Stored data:
○ ○ ○
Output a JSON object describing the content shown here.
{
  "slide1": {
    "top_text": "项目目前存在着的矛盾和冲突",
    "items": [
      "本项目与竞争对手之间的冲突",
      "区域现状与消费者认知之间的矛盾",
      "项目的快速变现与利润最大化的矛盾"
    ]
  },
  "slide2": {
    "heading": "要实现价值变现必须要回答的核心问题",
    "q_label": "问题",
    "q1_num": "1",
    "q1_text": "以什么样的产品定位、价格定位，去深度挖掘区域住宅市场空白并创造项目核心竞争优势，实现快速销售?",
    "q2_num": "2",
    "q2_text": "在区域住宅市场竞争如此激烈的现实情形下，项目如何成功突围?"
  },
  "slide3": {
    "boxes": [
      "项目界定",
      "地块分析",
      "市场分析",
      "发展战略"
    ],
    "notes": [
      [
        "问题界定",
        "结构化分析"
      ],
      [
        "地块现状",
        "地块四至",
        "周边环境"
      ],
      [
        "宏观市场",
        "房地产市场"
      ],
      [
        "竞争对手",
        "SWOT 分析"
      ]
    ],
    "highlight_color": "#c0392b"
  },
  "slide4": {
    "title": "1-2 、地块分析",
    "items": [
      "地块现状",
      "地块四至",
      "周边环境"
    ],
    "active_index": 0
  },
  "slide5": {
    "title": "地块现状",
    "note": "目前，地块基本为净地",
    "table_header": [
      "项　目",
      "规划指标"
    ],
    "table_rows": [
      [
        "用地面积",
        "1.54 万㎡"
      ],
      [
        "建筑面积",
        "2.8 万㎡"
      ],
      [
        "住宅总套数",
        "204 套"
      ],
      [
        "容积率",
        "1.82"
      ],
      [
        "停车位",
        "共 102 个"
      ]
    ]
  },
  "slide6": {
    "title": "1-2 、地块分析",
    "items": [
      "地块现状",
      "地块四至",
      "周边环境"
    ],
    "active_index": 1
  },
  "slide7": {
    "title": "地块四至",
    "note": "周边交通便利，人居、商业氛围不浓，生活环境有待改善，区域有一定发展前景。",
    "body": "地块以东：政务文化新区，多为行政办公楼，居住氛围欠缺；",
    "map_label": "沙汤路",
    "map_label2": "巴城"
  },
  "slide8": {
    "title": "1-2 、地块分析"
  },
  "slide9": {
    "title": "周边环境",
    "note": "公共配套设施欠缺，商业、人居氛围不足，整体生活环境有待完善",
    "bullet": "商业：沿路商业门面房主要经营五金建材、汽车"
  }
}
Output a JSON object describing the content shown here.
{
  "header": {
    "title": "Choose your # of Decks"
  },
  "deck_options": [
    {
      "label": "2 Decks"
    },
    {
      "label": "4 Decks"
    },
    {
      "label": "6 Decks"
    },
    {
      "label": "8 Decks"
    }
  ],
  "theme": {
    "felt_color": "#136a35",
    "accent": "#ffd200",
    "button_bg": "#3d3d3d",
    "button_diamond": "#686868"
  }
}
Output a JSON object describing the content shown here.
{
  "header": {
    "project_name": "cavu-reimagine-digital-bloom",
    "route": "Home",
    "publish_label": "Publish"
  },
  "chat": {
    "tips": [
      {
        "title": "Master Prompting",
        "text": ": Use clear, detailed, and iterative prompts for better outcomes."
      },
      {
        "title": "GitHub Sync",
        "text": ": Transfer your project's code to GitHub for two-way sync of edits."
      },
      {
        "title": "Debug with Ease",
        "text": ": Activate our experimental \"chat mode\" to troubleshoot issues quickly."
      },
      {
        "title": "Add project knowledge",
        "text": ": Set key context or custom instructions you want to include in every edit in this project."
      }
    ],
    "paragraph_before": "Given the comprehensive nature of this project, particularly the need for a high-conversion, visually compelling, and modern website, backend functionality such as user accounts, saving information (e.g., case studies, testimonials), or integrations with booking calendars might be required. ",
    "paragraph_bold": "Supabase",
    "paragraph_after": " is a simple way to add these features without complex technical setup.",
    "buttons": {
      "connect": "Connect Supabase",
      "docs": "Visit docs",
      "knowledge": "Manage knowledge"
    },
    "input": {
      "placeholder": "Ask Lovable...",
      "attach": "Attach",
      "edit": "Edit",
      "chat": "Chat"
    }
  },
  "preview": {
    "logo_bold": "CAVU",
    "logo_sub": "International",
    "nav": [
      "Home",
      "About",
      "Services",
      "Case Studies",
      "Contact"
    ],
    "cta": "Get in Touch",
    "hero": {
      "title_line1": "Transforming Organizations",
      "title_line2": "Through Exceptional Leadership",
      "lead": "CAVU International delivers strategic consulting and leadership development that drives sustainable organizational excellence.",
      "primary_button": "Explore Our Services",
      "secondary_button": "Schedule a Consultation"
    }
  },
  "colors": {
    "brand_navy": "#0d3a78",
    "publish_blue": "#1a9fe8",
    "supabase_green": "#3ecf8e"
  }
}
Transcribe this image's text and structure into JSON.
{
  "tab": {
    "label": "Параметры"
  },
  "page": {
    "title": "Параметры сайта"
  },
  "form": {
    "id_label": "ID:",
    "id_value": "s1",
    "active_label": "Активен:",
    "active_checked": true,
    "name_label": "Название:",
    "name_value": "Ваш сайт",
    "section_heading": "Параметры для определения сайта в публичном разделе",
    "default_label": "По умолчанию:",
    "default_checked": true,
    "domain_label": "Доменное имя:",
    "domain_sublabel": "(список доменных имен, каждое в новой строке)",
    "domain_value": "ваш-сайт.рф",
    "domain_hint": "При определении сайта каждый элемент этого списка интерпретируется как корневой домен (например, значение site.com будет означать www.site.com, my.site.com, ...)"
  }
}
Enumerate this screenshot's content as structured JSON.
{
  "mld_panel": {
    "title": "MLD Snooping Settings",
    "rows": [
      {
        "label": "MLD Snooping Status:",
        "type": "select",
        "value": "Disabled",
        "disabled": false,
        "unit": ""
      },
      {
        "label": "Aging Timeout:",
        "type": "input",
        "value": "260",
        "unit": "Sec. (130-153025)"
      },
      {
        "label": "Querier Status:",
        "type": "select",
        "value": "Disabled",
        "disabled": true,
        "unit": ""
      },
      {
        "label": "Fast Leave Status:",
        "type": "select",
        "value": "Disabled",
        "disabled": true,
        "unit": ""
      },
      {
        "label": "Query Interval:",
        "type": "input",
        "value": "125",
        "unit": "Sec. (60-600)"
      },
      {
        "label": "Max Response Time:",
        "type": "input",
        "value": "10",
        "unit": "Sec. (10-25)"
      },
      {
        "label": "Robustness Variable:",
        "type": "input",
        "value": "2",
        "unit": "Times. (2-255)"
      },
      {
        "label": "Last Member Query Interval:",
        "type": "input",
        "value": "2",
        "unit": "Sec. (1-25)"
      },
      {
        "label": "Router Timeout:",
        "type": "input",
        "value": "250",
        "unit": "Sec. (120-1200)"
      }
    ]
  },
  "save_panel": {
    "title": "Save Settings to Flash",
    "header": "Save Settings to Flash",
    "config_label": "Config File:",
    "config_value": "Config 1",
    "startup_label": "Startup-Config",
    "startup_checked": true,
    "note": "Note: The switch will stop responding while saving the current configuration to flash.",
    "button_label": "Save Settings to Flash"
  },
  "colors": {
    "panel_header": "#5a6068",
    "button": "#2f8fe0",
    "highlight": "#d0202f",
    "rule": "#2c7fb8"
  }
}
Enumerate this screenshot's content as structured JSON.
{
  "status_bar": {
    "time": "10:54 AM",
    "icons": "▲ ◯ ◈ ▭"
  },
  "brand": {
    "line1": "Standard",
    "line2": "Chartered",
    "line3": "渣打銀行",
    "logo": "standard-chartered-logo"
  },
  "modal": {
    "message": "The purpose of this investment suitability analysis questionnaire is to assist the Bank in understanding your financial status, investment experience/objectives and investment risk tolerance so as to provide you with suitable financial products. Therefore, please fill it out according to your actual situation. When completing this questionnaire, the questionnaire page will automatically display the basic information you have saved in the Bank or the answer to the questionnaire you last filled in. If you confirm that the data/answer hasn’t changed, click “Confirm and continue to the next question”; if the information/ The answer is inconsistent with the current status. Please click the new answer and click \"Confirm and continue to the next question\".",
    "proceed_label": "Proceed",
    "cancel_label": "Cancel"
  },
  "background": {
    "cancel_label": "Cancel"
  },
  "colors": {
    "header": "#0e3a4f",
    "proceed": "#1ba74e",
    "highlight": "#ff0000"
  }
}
○ ○ ○
GOAL:
Check each line above for "Timeout" and return the ones that have it.

EXERCISE SOLUTION:
        "label": "Aging Timeout:",
        "label": "Router Timeout:",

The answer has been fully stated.